Set down the items from the line containing "section-divider — [227, 422, 1227, 423]" through the line containing "more-dot-icon — [1025, 112, 1028, 115]", reproducing each line exactly and including both of those lines.

- [DATA EXCERPTS]
━━━━━━━━━━━━━━━━

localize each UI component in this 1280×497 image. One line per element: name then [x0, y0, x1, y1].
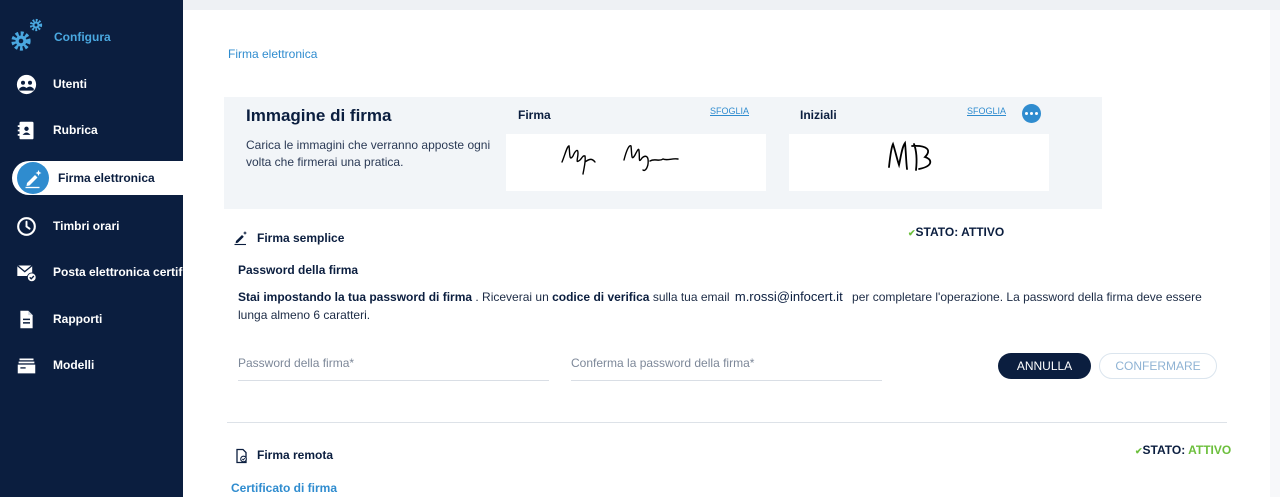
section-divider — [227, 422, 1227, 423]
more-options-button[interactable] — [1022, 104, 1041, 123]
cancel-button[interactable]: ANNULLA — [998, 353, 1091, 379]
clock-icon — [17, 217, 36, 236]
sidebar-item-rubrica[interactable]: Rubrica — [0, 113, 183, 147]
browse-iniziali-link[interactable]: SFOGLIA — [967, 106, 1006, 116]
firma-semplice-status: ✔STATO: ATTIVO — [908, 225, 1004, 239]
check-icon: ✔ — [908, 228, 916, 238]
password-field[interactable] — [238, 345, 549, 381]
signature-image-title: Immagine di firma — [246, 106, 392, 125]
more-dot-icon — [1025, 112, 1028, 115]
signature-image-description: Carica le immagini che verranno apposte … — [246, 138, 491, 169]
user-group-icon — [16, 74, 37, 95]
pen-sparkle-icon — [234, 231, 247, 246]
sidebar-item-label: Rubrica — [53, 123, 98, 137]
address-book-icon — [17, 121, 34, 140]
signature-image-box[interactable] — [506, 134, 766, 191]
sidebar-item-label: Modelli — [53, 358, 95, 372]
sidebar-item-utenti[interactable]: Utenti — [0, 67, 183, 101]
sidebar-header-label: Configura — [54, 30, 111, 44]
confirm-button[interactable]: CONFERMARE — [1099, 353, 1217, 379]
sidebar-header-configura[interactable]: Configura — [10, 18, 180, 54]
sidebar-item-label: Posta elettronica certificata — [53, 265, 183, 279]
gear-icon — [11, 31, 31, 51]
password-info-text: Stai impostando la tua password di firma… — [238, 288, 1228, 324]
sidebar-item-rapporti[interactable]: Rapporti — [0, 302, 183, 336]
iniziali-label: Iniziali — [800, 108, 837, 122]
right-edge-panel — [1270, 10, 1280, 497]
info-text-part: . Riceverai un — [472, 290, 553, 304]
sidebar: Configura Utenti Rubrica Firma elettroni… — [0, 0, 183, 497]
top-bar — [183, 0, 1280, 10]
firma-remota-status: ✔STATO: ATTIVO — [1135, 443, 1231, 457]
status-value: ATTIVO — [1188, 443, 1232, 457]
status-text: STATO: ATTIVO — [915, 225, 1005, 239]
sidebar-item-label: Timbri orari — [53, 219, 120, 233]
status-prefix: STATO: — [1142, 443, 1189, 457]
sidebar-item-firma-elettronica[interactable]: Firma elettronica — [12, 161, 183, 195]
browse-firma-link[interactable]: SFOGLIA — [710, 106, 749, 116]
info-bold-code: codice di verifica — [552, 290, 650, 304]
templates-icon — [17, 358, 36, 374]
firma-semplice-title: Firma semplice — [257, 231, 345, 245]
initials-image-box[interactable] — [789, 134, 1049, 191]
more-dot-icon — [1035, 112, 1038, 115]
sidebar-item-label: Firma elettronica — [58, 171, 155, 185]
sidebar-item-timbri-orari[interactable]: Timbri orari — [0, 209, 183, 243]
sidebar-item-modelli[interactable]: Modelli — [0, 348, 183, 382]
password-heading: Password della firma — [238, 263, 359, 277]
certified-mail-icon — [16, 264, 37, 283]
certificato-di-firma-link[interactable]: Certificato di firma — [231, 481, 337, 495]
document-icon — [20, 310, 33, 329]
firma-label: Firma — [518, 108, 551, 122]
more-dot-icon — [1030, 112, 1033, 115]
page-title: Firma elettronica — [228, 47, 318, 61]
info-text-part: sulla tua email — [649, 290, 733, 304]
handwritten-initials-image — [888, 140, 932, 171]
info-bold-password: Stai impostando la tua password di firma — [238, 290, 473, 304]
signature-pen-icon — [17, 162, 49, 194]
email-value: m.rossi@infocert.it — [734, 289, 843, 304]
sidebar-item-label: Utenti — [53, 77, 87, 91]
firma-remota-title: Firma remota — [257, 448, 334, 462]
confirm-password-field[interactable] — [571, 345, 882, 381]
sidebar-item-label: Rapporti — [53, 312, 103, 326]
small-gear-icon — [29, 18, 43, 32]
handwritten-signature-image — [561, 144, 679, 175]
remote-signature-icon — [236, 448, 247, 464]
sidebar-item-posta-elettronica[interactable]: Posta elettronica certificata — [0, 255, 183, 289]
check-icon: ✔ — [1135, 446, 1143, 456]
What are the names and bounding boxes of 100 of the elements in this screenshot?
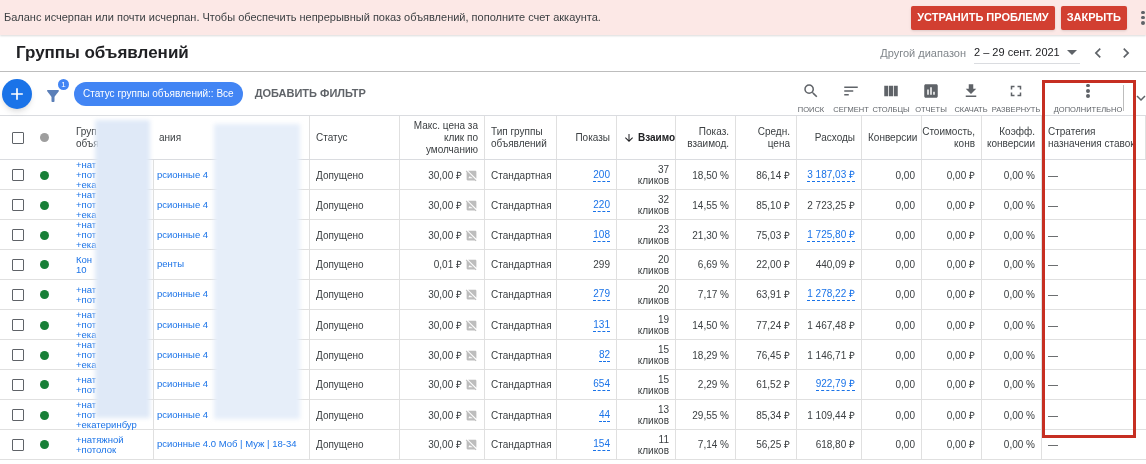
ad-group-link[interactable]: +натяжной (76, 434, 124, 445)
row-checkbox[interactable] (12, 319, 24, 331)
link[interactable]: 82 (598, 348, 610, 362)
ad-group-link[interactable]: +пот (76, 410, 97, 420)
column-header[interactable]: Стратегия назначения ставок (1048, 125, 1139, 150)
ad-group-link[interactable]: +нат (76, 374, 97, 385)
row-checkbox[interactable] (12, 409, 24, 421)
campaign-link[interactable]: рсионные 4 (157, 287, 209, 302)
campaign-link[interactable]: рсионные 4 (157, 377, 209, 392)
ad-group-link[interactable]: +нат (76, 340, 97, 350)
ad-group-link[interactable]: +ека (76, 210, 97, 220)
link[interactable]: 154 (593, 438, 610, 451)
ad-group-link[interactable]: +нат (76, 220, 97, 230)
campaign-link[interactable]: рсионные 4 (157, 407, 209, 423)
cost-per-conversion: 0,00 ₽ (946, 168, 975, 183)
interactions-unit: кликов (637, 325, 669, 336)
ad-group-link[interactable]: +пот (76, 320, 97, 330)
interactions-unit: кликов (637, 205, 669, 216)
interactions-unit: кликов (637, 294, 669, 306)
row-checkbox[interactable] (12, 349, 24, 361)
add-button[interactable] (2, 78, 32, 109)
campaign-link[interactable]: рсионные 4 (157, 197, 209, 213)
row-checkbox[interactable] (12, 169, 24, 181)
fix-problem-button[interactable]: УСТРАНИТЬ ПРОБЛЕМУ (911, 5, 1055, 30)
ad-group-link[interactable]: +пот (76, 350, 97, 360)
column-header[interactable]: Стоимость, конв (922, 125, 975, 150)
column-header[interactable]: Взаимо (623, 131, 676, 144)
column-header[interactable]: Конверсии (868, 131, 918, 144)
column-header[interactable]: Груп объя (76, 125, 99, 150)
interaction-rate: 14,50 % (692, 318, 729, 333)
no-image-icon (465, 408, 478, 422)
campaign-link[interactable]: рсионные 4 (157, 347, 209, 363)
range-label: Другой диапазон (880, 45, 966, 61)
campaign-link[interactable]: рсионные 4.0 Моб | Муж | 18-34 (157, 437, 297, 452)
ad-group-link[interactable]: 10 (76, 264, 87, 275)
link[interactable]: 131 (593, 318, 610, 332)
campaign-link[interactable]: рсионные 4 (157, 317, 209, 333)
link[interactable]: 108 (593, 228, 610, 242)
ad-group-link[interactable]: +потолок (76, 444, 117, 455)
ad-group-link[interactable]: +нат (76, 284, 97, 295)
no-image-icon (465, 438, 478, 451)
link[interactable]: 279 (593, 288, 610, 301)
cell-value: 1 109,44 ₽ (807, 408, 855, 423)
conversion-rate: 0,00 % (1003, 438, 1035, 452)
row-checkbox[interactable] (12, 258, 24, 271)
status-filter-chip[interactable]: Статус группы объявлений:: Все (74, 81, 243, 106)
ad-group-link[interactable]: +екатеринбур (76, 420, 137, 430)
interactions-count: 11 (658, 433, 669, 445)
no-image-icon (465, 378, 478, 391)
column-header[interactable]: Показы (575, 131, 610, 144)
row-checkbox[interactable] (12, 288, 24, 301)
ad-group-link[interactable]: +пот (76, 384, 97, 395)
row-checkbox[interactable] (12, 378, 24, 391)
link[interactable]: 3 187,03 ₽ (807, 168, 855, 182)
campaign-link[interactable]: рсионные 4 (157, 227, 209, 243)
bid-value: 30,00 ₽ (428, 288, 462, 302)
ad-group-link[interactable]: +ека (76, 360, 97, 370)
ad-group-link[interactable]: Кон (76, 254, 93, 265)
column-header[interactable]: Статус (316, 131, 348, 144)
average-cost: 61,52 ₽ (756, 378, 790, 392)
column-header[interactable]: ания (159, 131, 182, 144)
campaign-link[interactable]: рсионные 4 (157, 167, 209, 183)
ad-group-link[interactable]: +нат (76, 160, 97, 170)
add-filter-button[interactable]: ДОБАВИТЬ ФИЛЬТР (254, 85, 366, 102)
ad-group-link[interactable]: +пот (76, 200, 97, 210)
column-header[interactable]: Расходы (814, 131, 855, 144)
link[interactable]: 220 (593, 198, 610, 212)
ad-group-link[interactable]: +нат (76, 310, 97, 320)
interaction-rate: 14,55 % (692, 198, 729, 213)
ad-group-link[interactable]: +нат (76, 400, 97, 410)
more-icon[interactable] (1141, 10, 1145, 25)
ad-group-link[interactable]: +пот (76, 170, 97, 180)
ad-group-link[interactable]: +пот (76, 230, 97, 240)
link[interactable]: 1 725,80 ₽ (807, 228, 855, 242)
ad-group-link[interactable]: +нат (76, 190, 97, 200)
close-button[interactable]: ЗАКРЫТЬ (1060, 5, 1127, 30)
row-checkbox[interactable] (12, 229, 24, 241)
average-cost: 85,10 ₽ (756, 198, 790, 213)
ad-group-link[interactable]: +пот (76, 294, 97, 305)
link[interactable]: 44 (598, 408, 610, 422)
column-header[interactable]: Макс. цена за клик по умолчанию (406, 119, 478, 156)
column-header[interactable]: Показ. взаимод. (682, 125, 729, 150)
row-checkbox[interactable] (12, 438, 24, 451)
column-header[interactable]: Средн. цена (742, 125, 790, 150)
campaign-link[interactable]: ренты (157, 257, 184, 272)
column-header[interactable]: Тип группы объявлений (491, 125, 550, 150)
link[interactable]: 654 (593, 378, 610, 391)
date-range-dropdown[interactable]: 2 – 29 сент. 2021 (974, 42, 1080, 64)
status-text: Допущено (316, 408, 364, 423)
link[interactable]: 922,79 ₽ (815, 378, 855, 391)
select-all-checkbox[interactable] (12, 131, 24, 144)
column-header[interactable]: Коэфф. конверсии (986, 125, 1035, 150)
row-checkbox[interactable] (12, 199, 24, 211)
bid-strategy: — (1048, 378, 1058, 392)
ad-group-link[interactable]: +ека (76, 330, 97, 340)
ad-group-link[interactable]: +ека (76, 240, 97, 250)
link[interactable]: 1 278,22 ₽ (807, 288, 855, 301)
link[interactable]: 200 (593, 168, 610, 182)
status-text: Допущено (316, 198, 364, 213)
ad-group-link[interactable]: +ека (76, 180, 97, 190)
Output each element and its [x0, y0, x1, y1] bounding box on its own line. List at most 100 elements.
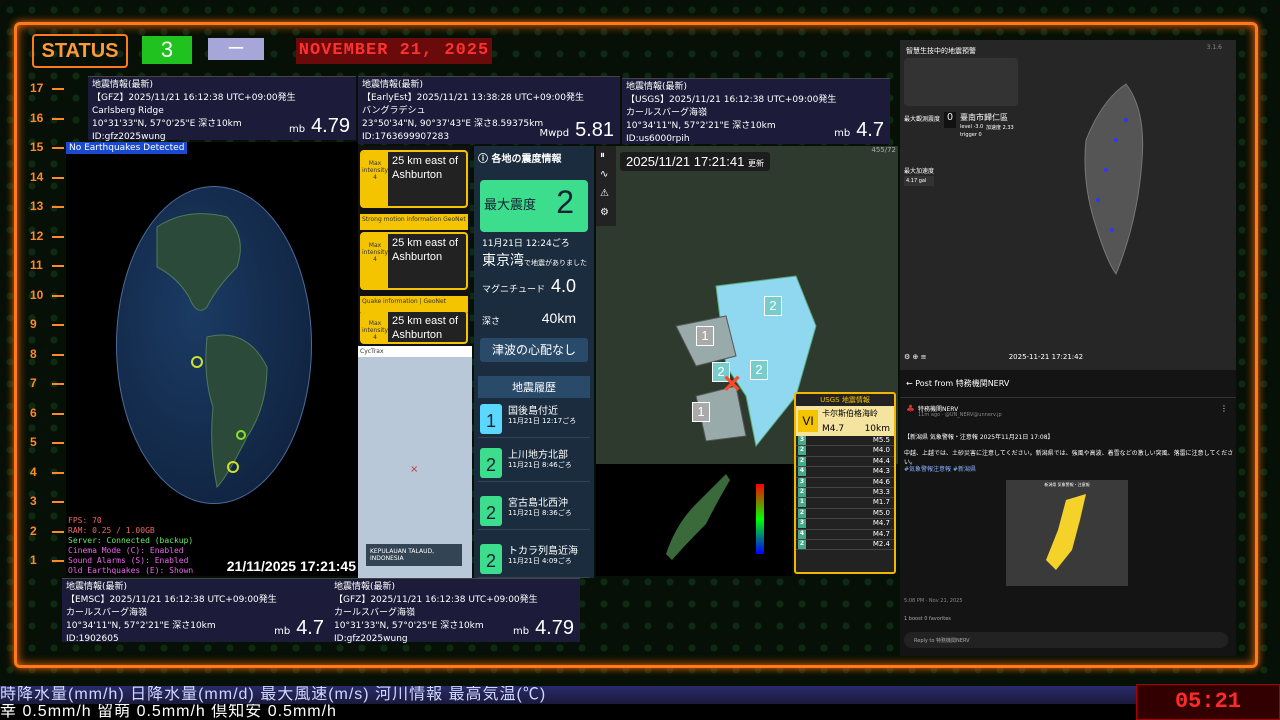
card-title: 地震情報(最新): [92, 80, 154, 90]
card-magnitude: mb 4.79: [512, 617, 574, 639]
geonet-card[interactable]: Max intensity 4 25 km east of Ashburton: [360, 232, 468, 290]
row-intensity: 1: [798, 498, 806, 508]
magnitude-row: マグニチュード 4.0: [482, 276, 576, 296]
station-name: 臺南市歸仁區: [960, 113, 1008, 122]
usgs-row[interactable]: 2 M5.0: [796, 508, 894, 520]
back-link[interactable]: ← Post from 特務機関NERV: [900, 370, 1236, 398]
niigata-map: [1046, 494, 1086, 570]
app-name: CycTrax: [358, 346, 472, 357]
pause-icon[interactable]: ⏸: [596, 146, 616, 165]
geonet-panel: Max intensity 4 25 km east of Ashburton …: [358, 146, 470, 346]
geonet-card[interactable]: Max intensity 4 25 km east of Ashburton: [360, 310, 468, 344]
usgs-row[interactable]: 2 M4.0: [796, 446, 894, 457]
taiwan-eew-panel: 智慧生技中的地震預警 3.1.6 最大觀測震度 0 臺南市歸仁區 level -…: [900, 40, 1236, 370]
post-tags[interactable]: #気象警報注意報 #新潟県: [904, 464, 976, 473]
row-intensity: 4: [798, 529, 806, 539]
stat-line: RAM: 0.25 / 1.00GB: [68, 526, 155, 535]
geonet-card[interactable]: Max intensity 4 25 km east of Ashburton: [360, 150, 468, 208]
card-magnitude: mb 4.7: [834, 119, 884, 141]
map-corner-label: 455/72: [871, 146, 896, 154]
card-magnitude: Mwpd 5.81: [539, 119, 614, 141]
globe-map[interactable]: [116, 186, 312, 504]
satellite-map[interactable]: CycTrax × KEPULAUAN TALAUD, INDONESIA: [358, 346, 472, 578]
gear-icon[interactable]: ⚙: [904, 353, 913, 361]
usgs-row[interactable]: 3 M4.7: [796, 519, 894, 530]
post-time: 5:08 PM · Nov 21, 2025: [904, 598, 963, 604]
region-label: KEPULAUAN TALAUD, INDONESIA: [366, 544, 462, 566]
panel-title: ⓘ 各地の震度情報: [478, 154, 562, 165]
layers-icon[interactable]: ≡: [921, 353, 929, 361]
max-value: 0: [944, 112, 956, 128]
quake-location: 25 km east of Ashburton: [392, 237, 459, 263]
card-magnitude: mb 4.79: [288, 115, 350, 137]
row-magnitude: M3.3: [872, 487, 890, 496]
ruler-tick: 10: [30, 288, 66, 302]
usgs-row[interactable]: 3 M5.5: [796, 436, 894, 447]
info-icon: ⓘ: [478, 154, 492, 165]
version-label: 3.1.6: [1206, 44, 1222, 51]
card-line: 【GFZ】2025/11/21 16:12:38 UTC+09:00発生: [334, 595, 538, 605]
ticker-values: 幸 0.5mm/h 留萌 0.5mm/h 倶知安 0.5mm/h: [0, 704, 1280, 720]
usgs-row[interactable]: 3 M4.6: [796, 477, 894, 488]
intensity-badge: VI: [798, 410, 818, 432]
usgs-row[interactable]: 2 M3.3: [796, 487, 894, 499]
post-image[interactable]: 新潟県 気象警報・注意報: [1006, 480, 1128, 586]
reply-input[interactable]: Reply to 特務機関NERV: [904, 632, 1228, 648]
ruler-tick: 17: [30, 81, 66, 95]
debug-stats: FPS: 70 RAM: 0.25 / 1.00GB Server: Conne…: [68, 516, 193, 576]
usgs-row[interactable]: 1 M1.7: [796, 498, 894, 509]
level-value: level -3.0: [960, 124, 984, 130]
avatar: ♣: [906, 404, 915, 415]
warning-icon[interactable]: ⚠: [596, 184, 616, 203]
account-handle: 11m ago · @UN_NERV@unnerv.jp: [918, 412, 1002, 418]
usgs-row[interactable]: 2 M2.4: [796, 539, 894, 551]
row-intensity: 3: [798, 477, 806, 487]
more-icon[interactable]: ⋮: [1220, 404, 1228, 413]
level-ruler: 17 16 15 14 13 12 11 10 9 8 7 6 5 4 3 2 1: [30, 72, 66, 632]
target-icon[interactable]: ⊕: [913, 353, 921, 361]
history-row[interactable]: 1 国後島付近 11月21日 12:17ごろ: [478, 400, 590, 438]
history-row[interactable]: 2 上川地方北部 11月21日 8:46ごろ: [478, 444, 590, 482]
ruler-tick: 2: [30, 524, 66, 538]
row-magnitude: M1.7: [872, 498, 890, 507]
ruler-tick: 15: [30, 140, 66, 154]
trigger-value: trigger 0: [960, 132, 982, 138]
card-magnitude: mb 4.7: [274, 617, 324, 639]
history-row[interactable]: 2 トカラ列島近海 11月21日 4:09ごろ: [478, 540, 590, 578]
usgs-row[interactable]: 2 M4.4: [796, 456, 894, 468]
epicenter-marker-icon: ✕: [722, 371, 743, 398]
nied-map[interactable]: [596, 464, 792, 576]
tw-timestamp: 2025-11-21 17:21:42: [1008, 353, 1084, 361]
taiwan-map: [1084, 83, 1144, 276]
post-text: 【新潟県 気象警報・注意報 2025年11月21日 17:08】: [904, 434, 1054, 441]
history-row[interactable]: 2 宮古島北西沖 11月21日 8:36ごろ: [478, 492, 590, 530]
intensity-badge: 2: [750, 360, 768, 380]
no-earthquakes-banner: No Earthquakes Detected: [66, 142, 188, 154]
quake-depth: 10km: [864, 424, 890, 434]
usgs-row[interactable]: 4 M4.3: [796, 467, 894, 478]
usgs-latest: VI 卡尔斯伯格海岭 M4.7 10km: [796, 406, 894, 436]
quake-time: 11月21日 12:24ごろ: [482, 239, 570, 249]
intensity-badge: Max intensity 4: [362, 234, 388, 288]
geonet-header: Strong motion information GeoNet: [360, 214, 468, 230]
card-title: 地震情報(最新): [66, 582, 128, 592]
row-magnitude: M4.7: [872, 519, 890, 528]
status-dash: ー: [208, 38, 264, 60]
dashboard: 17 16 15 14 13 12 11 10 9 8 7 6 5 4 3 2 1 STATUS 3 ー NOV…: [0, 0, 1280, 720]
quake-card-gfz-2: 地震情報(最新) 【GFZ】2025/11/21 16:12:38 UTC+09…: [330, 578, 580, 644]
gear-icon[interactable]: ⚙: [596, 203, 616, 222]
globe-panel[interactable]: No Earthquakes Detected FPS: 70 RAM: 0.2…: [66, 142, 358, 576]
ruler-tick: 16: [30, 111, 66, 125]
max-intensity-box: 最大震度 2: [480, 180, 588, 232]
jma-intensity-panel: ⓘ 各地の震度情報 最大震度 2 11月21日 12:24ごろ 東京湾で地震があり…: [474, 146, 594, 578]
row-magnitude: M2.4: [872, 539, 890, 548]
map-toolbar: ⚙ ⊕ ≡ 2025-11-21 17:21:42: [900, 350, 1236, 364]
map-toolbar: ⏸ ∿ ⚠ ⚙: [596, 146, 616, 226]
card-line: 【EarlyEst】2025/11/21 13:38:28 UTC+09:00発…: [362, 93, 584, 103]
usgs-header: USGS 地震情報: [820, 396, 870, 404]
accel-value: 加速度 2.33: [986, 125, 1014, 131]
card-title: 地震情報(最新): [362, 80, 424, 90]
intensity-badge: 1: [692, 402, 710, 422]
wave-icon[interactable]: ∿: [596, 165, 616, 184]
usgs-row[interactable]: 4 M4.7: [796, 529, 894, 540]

━━━━━━━━━━━━━━━━

- [RESULT OF THIS EXERCISE]
section-divider — [227, 422, 1227, 423]
more-options-button[interactable] — [1022, 104, 1041, 123]
cancel-button[interactable]: ANNULLA — [998, 353, 1091, 379]
clock-icon — [17, 217, 36, 236]
sidebar-item-rubrica[interactable]: Rubrica — [0, 113, 183, 147]
browse-iniziali-link[interactable]: SFOGLIA — [967, 106, 1006, 116]
firma-semplice-status: ✔STATO: ATTIVO — [908, 225, 1004, 239]
check-icon: ✔ — [908, 228, 916, 238]
password-field[interactable] — [238, 345, 549, 381]
signature-image-title: Immagine di firma — [246, 106, 392, 125]
more-dot-icon — [1025, 112, 1028, 115]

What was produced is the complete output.